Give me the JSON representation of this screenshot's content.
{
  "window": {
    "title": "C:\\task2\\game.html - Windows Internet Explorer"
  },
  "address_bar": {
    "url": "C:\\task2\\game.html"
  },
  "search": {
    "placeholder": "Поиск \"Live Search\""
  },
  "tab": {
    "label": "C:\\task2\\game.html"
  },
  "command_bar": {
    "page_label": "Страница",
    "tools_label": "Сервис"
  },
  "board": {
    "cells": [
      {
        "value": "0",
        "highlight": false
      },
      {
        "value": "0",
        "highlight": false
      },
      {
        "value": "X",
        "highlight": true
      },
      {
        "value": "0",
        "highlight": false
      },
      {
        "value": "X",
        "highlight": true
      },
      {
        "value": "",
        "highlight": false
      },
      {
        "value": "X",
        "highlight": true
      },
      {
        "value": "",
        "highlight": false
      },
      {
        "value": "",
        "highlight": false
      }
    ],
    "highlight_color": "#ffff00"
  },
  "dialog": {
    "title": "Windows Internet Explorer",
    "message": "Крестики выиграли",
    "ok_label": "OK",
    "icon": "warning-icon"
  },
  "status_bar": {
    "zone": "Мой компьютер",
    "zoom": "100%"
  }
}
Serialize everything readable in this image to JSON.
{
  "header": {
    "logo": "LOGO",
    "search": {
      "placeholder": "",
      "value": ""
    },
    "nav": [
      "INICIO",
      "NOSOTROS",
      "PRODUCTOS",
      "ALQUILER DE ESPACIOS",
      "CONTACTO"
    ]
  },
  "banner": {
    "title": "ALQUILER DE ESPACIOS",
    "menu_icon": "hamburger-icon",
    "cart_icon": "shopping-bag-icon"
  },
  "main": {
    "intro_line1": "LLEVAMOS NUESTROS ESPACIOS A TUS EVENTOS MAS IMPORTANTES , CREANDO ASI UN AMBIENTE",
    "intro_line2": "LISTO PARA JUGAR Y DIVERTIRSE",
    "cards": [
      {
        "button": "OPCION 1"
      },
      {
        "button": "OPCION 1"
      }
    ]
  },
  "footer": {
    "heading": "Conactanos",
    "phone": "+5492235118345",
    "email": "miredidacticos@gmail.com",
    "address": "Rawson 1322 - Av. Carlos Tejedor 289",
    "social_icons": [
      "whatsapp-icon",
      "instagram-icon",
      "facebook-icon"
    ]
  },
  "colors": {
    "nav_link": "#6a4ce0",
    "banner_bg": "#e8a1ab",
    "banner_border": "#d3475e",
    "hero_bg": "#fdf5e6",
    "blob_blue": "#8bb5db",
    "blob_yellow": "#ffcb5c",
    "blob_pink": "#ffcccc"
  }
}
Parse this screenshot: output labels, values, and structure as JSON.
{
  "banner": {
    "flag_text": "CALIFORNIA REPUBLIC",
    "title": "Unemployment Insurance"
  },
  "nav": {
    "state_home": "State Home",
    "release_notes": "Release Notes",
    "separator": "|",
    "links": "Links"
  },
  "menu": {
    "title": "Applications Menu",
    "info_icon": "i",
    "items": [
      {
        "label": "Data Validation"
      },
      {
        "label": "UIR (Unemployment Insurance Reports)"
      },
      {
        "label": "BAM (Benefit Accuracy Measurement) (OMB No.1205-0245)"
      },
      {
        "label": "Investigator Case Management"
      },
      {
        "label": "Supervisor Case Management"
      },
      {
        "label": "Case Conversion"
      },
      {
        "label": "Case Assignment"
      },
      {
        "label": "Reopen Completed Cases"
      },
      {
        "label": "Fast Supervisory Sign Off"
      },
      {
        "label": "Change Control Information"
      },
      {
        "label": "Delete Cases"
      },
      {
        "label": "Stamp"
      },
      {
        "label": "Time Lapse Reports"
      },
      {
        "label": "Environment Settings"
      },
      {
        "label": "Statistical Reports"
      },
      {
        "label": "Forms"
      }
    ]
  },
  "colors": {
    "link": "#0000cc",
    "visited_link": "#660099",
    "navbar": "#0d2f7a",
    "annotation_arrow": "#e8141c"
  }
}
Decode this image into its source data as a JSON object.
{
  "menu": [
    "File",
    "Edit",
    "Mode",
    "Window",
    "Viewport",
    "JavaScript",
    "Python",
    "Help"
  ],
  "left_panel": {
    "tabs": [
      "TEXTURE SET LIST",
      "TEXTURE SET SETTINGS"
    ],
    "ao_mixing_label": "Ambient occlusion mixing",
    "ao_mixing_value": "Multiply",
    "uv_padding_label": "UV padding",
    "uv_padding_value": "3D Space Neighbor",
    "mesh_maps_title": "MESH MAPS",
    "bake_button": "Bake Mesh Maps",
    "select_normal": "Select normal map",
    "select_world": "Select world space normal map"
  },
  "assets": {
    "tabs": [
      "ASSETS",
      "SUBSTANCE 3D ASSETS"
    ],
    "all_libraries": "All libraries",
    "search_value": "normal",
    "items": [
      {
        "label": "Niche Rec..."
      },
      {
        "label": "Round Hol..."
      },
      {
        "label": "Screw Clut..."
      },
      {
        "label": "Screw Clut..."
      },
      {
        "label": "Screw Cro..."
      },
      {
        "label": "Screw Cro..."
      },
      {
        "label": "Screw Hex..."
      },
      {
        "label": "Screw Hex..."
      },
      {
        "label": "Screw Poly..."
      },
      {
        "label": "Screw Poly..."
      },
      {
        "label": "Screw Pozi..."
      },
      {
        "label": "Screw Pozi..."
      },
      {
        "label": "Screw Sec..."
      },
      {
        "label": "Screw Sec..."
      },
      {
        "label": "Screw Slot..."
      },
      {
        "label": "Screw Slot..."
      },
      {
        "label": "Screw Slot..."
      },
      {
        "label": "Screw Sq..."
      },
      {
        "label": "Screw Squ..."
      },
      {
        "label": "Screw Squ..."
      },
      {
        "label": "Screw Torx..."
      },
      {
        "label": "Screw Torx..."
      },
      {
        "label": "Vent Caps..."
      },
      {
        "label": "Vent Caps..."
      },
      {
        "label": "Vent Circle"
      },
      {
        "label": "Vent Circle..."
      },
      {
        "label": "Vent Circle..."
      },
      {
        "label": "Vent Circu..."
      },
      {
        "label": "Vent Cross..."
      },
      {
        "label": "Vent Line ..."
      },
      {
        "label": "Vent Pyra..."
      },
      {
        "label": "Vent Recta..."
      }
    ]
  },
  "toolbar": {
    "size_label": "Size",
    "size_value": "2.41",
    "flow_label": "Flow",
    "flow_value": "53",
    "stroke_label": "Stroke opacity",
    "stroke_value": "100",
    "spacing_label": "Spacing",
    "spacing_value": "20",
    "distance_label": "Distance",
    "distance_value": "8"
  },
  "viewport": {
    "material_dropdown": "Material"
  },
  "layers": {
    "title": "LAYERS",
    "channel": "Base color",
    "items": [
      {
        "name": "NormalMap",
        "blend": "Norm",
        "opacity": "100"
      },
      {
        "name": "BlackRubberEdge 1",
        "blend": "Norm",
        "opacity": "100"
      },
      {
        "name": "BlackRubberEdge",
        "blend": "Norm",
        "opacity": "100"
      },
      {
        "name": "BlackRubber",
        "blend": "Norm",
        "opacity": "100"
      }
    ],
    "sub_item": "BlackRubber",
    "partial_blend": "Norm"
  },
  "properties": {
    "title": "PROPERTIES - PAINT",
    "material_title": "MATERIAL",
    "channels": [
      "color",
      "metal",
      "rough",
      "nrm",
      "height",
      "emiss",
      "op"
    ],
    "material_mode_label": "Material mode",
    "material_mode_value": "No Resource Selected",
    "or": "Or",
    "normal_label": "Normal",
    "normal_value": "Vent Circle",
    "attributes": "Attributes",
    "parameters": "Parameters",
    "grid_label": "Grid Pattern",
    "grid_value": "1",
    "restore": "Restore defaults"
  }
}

→ TASK STATEMENT
Identify each line in the entries with the word "game" and copy it.

→ THE COMPLETED TASK
    "title": "C:\\task2\\game.html - Windows Internet Explorer"
    "url": "C:\\task2\\game.html"
    "label": "C:\\task2\\game.html"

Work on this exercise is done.